*Short exercise:* Copy each of the entries below faithfully, setting aside any pictures.
>> begin Stored data
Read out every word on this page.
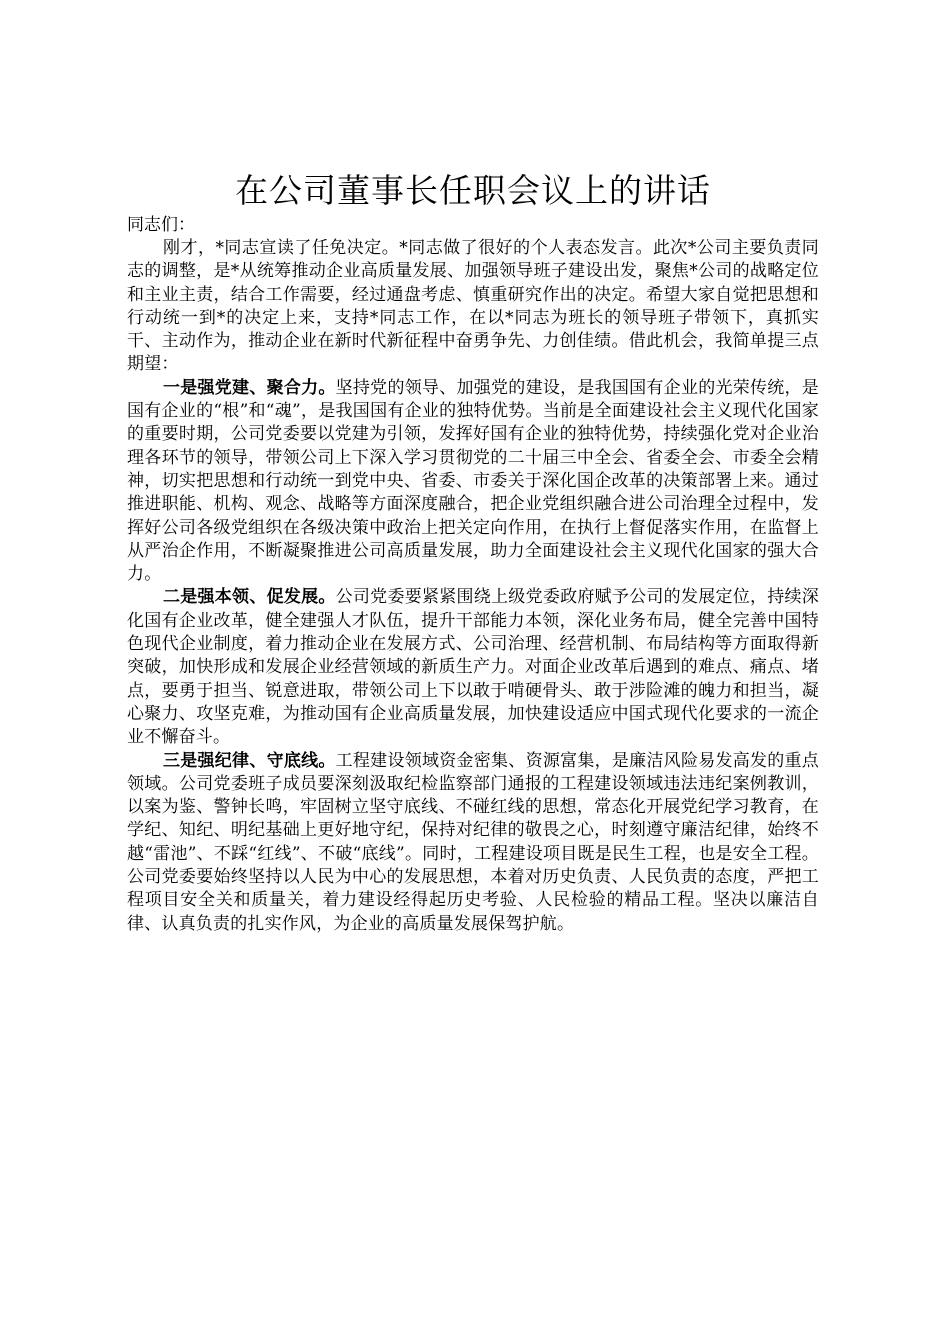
在公司董事长任职会议上的讲话

同志们：

刚才，*同志宣读了任免决定。*同志做了很好的个人表态发言。此次*公司主要负责同志的调整，是*从统筹推动企业高质量发展、加强领导班子建设出发，聚焦*公司的战略定位和主业主责，结合工作需要，经过通盘考虑、慎重研究作出的决定。希望大家自觉把思想和行动统一到*的决定上来，支持*同志工作，在以*同志为班长的领导班子带领下，真抓实干、主动作为，推动企业在新时代新征程中奋勇争先、力创佳绩。借此机会，我简单提三点期望：

一是强党建、聚合力。坚持党的领导、加强党的建设，是我国国有企业的光荣传统，是国有企业的“根”和“魂”，是我国国有企业的独特优势。当前是全面建设社会主义现代化国家的重要时期，公司党委要以党建为引领，发挥好国有企业的独特优势，持续强化党对企业治理各环节的领导，带领公司上下深入学习贯彻党的二十届三中全会、省委全会、市委全会精神，切实把思想和行动统一到党中央、省委、市委关于深化国企改革的决策部署上来。通过推进职能、机构、观念、战略等方面深度融合，把企业党组织融合进公司治理全过程中，发挥好公司各级党组织在各级决策中政治上把关定向作用，在执行上督促落实作用，在监督上从严治企作用，不断凝聚推进公司高质量发展，助力全面建设社会主义现代化国家的强大合力。

二是强本领、促发展。公司党委要紧紧围绕上级党委政府赋予公司的发展定位，持续深化国有企业改革，健全建强人才队伍，提升干部能力本领，深化业务布局，健全完善中国特色现代企业制度，着力推动企业在发展方式、公司治理、经营机制、布局结构等方面取得新突破，加快形成和发展企业经营领域的新质生产力。对面企业改革后遇到的难点、痛点、堵点，要勇于担当、锐意进取，带领公司上下以敢于啃硬骨头、敢于涉险滩的魄力和担当，凝心聚力、攻坚克难，为推动国有企业高质量发展，加快建设适应中国式现代化要求的一流企业不懈奋斗。

三是强纪律、守底线。工程建设领域资金密集、资源富集，是廉洁风险易发高发的重点领域。公司党委班子成员要深刻汲取纪检监察部门通报的工程建设领域违法违纪案例教训，以案为鉴、警钟长鸣，牢固树立坚守底线、不碰红线的思想，常态化开展党纪学习教育，在学纪、知纪、明纪基础上更好地守纪，保持对纪律的敬畏之心，时刻遵守廉洁纪律，始终不越“雷池”、不踩“红线”、不破“底线”。同时，工程建设项目既是民生工程，也是安全工程。公司党委要始终坚持以人民为中心的发展思想，本着对历史负责、人民负责的态度，严把工程项目安全关和质量关，着力建设经得起历史考验、人民检验的精品工程。坚决以廉洁自律、认真负责的扎实作风，为企业的高质量发展保驾护航。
>> end Stored data
*Solution for this problem:*
Read out every word on this page.
在公司董事长任职会议上的讲话

同志们：

刚才，*同志宣读了任免决定。*同志做了很好的个人表态发言。此次*公司主要负责同志的调整，是*从统筹推动企业高质量发展、加强领导班子建设出发，聚焦*公司的战略定位和主业主责，结合工作需要，经过通盘考虑、慎重研究作出的决定。希望大家自觉把思想和行动统一到*的决定上来，支持*同志工作，在以*同志为班长的领导班子带领下，真抓实干、主动作为，推动企业在新时代新征程中奋勇争先、力创佳绩。借此机会，我简单提三点期望：

一是强党建、聚合力。坚持党的领导、加强党的建设，是我国国有企业的光荣传统，是国有企业的“根”和“魂”，是我国国有企业的独特优势。当前是全面建设社会主义现代化国家的重要时期，公司党委要以党建为引领，发挥好国有企业的独特优势，持续强化党对企业治理各环节的领导，带领公司上下深入学习贯彻党的二十届三中全会、省委全会、市委全会精神，切实把思想和行动统一到党中央、省委、市委关于深化国企改革的决策部署上来。通过推进职能、机构、观念、战略等方面深度融合，把企业党组织融合进公司治理全过程中，发挥好公司各级党组织在各级决策中政治上把关定向作用，在执行上督促落实作用，在监督上从严治企作用，不断凝聚推进公司高质量发展，助力全面建设社会主义现代化国家的强大合力。

二是强本领、促发展。公司党委要紧紧围绕上级党委政府赋予公司的发展定位，持续深化国有企业改革，健全建强人才队伍，提升干部能力本领，深化业务布局，健全完善中国特色现代企业制度，着力推动企业在发展方式、公司治理、经营机制、布局结构等方面取得新突破，加快形成和发展企业经营领域的新质生产力。对面企业改革后遇到的难点、痛点、堵点，要勇于担当、锐意进取，带领公司上下以敢于啃硬骨头、敢于涉险滩的魄力和担当，凝心聚力、攻坚克难，为推动国有企业高质量发展，加快建设适应中国式现代化要求的一流企业不懈奋斗。

三是强纪律、守底线。工程建设领域资金密集、资源富集，是廉洁风险易发高发的重点领域。公司党委班子成员要深刻汲取纪检监察部门通报的工程建设领域违法违纪案例教训，以案为鉴、警钟长鸣，牢固树立坚守底线、不碰红线的思想，常态化开展党纪学习教育，在学纪、知纪、明纪基础上更好地守纪，保持对纪律的敬畏之心，时刻遵守廉洁纪律，始终不越“雷池”、不踩“红线”、不破“底线”。同时，工程建设项目既是民生工程，也是安全工程。公司党委要始终坚持以人民为中心的发展思想，本着对历史负责、人民负责的态度，严把工程项目安全关和质量关，着力建设经得起历史考验、人民检验的精品工程。坚决以廉洁自律、认真负责的扎实作风，为企业的高质量发展保驾护航。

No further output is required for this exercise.